▶ [DATASET EXCERPTS]
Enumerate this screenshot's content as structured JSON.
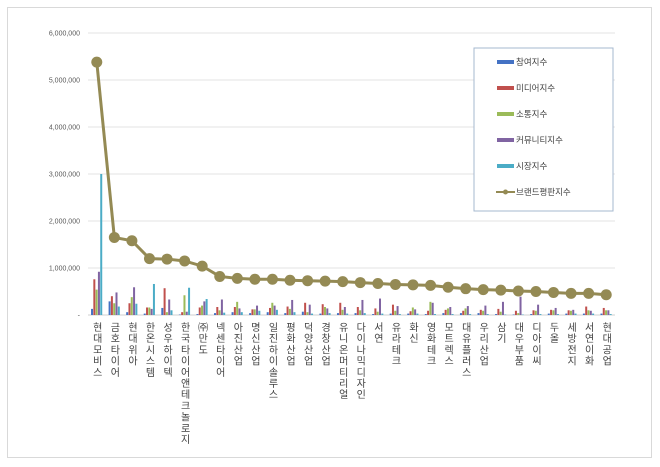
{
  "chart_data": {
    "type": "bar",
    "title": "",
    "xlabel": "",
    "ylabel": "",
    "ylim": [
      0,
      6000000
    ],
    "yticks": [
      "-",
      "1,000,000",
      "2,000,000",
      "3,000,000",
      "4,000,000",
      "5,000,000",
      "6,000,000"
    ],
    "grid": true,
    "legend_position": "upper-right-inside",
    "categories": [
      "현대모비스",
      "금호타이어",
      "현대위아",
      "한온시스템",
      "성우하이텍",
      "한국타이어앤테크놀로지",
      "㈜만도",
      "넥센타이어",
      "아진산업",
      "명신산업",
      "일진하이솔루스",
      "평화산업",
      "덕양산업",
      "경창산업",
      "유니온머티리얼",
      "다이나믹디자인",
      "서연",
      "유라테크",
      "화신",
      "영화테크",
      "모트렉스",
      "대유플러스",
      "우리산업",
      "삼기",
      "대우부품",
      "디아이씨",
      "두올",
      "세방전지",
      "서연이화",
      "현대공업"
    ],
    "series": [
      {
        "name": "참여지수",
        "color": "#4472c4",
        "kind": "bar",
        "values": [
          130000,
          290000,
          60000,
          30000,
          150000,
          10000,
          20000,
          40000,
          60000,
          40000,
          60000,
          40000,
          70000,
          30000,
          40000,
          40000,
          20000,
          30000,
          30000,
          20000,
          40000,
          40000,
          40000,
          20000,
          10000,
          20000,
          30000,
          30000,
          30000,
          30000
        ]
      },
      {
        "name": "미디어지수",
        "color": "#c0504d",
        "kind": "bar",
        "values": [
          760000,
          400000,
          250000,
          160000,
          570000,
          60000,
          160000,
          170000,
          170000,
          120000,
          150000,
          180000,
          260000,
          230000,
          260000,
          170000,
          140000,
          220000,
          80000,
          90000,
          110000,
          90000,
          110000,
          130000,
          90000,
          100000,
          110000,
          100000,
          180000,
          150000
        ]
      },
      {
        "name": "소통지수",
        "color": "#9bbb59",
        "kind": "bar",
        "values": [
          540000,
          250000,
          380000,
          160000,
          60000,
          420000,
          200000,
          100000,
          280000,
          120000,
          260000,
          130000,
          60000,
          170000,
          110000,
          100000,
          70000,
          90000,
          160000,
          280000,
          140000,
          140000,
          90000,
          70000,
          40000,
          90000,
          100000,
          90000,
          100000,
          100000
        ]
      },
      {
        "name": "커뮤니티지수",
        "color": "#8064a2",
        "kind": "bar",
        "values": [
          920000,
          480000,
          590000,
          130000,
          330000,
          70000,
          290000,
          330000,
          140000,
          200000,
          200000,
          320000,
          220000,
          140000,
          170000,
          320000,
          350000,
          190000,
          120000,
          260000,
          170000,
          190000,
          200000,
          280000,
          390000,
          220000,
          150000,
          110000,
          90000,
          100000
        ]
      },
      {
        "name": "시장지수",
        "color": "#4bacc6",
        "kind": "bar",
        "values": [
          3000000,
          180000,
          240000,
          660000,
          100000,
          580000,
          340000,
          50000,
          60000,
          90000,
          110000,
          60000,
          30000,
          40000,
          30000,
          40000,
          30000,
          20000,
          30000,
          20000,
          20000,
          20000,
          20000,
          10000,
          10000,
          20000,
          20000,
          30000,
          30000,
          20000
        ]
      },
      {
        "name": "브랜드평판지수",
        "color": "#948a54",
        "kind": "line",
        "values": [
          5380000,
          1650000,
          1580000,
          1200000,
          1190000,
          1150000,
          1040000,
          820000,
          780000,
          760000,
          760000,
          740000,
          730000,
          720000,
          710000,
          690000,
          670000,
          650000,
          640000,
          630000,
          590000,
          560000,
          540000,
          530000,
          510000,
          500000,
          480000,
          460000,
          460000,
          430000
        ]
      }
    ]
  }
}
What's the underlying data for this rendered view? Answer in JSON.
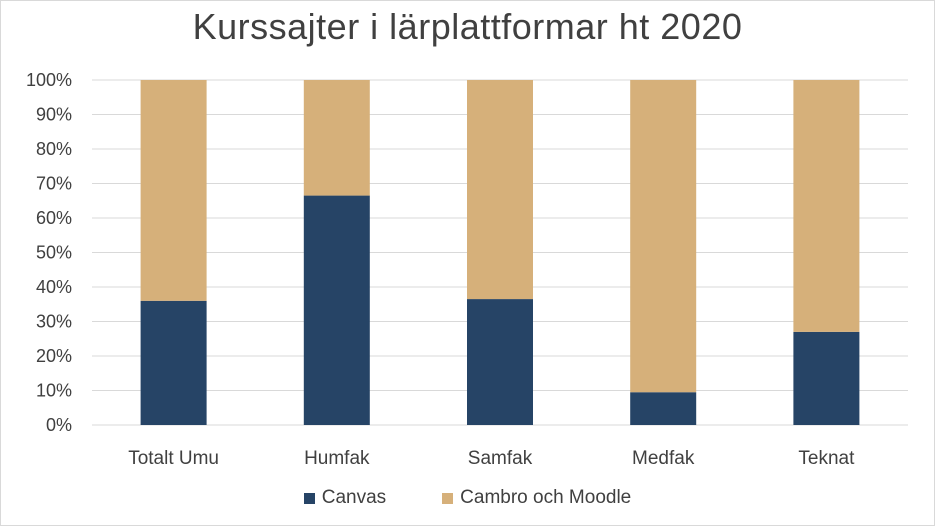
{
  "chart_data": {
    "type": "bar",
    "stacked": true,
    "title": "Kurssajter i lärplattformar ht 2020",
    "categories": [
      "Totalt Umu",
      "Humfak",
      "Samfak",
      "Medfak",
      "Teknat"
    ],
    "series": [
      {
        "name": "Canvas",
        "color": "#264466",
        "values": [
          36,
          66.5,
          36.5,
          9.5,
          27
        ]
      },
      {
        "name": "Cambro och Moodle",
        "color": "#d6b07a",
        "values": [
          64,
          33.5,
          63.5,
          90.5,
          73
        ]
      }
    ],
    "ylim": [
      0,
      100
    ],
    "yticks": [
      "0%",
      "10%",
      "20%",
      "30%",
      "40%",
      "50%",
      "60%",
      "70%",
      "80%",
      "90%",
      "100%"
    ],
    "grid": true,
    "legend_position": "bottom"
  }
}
---
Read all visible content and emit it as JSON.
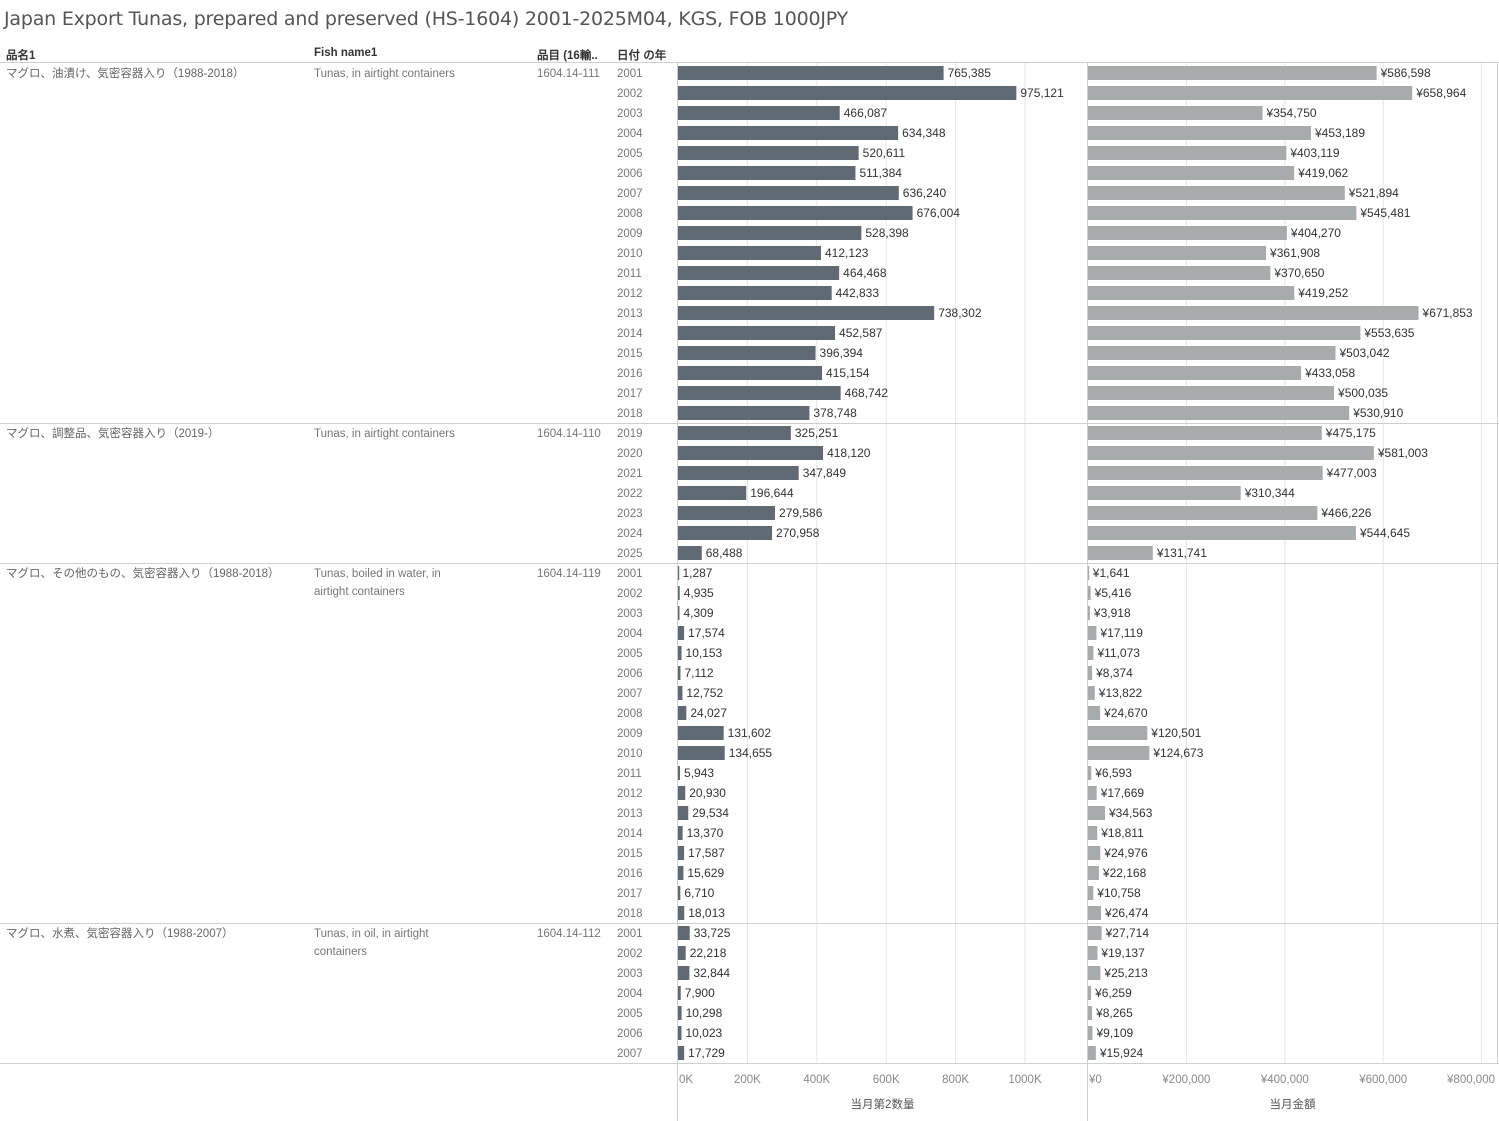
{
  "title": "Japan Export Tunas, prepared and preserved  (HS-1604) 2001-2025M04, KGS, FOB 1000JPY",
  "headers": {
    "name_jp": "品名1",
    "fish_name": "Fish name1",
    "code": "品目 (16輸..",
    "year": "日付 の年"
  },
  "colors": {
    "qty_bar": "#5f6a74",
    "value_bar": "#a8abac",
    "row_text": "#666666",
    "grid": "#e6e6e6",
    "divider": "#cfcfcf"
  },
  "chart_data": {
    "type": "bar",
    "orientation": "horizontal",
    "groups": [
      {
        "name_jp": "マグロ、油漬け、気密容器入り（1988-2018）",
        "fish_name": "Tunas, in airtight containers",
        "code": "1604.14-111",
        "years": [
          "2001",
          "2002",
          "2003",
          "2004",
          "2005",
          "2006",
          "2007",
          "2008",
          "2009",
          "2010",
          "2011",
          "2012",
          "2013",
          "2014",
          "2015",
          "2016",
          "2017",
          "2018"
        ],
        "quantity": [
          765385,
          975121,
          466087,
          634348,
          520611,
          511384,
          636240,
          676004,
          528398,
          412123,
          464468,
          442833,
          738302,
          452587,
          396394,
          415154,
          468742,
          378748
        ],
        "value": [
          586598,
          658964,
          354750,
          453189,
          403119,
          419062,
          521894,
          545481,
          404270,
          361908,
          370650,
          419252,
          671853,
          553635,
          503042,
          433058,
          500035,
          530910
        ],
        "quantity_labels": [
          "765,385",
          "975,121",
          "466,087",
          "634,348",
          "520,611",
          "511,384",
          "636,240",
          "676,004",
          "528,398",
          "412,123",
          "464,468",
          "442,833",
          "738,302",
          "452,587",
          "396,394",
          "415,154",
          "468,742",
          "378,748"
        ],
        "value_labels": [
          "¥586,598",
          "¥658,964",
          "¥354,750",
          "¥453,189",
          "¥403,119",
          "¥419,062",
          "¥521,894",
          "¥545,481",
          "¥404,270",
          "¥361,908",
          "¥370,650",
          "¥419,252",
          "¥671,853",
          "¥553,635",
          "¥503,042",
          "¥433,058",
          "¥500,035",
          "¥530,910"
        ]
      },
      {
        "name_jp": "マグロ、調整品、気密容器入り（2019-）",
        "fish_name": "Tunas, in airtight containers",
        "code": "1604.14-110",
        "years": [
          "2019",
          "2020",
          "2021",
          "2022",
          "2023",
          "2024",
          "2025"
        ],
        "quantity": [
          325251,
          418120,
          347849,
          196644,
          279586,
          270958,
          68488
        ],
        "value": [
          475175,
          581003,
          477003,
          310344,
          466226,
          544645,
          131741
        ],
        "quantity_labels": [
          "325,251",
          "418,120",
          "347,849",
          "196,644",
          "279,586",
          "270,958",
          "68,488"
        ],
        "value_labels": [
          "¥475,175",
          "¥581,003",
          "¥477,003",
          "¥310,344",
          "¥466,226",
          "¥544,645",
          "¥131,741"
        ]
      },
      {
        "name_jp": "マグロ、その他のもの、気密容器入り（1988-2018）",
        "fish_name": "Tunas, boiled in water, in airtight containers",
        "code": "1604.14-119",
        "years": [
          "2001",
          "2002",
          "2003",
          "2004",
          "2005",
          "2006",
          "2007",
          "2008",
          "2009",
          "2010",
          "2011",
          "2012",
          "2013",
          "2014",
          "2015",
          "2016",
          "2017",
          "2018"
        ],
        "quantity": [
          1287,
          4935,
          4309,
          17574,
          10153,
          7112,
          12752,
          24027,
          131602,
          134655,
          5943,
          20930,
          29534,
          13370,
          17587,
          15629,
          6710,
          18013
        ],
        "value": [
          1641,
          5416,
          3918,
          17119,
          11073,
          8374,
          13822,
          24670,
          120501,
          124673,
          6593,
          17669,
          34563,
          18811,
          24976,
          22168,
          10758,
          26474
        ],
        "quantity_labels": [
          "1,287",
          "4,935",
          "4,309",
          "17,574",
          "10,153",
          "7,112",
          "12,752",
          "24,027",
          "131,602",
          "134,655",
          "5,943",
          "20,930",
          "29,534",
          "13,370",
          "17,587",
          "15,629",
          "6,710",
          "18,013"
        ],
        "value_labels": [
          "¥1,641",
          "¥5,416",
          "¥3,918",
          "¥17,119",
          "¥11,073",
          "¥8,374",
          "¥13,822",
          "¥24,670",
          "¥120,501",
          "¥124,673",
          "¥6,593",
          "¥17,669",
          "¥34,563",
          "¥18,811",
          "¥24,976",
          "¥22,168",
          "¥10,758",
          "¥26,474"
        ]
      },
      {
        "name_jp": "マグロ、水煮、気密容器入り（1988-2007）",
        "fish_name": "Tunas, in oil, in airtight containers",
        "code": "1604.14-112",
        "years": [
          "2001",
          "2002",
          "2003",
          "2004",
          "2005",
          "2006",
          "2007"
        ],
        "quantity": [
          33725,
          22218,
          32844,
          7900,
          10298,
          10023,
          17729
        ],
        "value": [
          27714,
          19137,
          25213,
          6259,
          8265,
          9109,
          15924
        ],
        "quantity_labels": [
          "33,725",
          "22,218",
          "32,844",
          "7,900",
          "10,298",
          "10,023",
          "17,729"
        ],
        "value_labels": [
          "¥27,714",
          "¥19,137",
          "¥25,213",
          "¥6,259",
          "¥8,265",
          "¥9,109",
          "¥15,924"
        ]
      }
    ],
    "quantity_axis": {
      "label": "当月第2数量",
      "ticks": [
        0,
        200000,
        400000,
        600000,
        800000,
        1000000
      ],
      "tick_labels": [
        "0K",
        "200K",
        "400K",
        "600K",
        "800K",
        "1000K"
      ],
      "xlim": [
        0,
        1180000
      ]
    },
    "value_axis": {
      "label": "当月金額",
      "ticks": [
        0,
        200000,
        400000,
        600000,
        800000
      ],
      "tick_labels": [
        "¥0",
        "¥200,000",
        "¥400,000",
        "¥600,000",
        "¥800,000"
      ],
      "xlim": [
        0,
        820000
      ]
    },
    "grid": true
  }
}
---
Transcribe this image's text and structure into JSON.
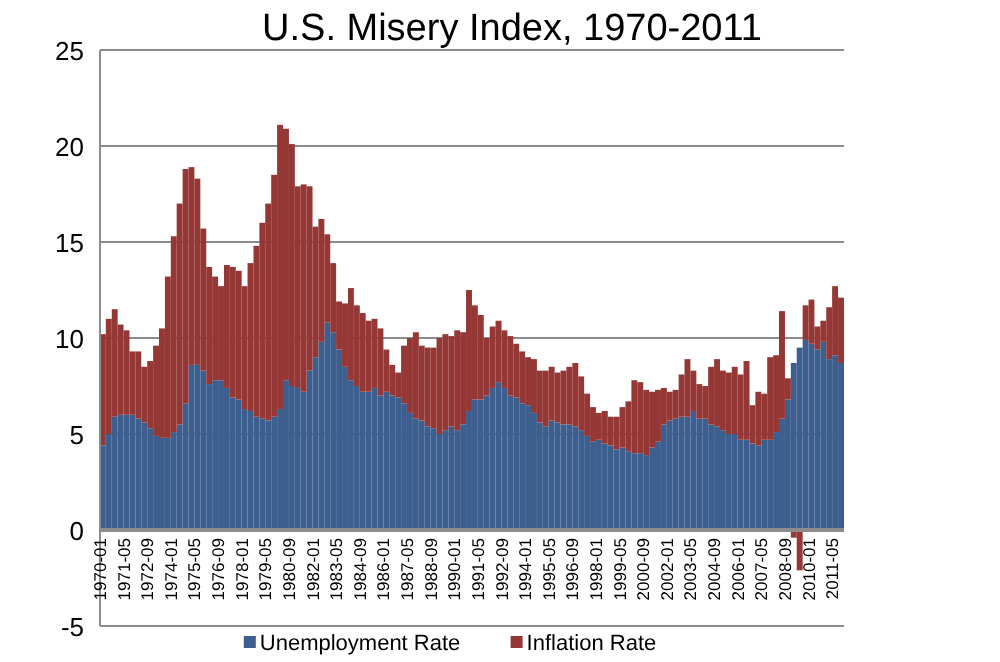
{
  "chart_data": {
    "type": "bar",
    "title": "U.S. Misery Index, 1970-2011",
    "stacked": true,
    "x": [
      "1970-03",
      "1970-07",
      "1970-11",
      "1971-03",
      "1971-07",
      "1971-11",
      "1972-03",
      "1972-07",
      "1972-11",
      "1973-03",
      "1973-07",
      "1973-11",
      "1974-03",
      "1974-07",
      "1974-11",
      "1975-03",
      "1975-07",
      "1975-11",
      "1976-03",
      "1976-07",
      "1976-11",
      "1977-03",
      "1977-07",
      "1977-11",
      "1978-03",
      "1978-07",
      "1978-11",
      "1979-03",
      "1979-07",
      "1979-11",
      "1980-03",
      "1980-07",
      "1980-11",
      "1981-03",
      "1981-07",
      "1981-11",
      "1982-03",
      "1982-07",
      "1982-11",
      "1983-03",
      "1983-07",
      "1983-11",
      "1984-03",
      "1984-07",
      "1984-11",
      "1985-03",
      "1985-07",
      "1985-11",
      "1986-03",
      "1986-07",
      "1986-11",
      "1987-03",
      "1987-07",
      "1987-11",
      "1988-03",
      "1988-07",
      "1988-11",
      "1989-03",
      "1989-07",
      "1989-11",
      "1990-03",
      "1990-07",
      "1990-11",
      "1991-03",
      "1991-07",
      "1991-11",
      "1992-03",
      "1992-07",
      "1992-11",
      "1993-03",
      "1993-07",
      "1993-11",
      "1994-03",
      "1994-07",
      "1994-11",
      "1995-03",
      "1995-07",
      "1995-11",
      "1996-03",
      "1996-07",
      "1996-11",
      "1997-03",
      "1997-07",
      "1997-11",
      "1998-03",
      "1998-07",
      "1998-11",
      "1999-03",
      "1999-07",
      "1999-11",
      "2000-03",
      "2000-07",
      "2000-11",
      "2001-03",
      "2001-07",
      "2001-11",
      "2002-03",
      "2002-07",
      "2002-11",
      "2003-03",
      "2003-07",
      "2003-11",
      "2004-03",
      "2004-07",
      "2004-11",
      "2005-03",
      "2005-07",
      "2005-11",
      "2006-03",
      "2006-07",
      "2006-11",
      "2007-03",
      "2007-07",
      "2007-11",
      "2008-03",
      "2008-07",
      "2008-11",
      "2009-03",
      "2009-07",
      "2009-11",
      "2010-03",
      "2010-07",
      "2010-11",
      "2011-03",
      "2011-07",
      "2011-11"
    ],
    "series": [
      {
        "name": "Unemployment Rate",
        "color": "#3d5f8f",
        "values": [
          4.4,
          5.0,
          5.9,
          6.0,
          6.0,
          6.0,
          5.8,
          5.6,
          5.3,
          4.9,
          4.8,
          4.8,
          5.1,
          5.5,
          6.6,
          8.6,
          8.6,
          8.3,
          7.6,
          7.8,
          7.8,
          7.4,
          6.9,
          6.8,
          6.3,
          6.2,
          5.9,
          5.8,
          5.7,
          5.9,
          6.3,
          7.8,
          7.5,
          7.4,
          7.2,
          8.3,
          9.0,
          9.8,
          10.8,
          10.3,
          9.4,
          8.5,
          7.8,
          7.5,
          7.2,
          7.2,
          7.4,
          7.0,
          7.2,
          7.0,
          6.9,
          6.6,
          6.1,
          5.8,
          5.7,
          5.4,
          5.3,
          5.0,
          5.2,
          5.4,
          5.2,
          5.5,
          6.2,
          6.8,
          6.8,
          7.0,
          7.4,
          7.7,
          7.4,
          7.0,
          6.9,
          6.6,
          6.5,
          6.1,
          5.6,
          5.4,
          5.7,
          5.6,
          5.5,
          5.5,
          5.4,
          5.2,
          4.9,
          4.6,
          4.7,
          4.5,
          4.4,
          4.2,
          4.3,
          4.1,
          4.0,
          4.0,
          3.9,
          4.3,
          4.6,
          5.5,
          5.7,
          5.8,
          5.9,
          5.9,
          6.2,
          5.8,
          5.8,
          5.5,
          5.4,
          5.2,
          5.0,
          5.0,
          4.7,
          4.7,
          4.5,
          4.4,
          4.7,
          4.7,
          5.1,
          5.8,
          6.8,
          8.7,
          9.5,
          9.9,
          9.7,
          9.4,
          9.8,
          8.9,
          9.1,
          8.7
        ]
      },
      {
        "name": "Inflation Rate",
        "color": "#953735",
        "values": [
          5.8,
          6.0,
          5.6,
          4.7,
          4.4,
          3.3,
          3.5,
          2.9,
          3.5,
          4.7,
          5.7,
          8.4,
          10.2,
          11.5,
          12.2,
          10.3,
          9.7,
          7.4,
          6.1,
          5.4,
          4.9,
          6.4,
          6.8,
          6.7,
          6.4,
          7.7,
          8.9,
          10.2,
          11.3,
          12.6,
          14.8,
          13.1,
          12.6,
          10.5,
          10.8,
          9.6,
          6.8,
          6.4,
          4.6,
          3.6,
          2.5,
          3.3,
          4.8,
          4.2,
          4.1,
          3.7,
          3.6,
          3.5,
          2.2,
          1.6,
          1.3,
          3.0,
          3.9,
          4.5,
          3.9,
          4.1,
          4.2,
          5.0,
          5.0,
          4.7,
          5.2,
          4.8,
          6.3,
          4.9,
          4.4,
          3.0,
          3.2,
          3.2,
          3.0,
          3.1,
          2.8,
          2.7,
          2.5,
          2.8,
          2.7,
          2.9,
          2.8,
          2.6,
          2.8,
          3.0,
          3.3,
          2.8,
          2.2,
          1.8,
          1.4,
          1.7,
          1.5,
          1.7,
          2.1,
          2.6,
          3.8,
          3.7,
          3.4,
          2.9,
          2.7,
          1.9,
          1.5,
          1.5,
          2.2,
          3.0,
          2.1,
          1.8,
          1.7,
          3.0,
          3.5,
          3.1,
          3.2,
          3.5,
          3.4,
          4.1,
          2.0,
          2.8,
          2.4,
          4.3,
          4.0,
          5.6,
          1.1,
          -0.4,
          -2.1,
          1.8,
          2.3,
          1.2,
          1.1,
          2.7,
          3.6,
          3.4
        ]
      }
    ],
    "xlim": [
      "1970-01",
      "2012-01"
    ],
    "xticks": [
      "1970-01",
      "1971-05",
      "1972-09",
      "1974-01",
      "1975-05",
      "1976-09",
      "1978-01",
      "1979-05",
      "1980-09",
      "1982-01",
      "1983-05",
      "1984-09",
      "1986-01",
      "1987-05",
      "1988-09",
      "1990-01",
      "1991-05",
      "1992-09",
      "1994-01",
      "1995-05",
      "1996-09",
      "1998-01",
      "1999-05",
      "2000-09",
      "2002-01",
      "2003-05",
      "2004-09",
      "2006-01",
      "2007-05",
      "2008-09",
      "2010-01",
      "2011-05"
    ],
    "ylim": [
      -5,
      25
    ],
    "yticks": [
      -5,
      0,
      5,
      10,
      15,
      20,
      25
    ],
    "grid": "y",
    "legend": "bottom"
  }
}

▶ [EXERCISE DESCRIPTION] Gather each line that holds "containers".

▶ [RESULT FOR THIS EXERCISE]
        "fish_name": "Tunas, in airtight containers",
        "fish_name": "Tunas, in airtight containers",
        "fish_name": "Tunas, boiled in water, in airtight containers",
        "fish_name": "Tunas, in oil, in airtight containers",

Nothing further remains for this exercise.